- **WHAT YOU NEED TO DO**:
Take the line that contains "Enumerate this screenshot's" as the first line and the last line of the material below as the final one; reproduce exactly the lines between, inclusive.

(Records from a data source)
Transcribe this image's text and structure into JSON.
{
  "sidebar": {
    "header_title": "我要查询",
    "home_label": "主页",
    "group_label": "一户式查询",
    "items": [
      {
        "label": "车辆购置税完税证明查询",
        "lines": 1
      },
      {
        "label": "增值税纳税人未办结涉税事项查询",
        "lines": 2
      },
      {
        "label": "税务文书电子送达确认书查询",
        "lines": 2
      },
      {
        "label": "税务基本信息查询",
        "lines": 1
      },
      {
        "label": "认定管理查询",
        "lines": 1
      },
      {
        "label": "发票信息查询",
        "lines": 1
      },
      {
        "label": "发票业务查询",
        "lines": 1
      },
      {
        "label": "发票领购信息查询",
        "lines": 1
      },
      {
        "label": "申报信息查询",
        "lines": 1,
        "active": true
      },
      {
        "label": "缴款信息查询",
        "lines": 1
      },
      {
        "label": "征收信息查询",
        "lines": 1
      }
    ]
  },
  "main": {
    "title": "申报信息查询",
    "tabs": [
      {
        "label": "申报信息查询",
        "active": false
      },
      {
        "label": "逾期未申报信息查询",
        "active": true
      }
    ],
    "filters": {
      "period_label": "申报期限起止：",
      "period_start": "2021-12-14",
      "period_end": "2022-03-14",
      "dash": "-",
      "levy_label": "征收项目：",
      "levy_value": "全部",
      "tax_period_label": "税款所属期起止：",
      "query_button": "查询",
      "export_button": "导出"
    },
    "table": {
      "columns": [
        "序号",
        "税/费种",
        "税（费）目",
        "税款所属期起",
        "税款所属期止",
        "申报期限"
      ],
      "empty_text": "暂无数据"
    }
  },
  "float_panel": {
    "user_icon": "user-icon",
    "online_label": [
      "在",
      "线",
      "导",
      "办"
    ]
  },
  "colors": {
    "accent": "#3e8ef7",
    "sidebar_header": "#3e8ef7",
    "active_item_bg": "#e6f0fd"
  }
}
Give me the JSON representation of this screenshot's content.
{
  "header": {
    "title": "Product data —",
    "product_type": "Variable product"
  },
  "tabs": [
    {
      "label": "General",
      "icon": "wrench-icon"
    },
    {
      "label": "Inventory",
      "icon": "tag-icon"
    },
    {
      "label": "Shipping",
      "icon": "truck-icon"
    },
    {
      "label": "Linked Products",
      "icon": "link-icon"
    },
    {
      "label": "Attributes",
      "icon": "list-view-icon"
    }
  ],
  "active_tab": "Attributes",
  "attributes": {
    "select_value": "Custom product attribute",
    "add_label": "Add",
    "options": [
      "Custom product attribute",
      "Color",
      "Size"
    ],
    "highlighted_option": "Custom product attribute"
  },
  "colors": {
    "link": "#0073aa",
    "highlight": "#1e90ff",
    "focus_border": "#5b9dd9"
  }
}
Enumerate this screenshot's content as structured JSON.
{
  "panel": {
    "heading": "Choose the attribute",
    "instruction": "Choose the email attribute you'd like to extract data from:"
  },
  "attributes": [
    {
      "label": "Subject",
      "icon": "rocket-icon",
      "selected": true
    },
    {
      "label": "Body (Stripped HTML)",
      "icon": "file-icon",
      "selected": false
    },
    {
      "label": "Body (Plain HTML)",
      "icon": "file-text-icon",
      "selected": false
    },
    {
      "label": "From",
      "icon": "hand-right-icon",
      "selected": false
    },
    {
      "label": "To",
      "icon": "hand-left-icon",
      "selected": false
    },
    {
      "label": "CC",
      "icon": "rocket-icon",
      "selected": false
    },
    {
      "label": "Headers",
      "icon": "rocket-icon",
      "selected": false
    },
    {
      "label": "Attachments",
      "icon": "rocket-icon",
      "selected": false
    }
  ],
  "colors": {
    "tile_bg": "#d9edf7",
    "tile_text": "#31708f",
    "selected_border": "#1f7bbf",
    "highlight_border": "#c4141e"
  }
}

- **WRITTEN RESPONSE**:
Enumerate this screenshot's content as structured JSON.
{
  "panel": {
    "heading": "Choose the attribute",
    "instruction": "Choose the email attribute you'd like to extract data from:"
  },
  "attributes": [
    {
      "label": "Subject",
      "icon": "rocket-icon",
      "selected": true
    },
    {
      "label": "Body (Stripped HTML)",
      "icon": "file-icon",
      "selected": false
    },
    {
      "label": "Body (Plain HTML)",
      "icon": "file-text-icon",
      "selected": false
    },
    {
      "label": "From",
      "icon": "hand-right-icon",
      "selected": false
    },
    {
      "label": "To",
      "icon": "hand-left-icon",
      "selected": false
    },
    {
      "label": "CC",
      "icon": "rocket-icon",
      "selected": false
    },
    {
      "label": "Headers",
      "icon": "rocket-icon",
      "selected": false
    },
    {
      "label": "Attachments",
      "icon": "rocket-icon",
      "selected": false
    }
  ],
  "colors": {
    "tile_bg": "#d9edf7",
    "tile_text": "#31708f",
    "selected_border": "#1f7bbf",
    "highlight_border": "#c4141e"
  }
}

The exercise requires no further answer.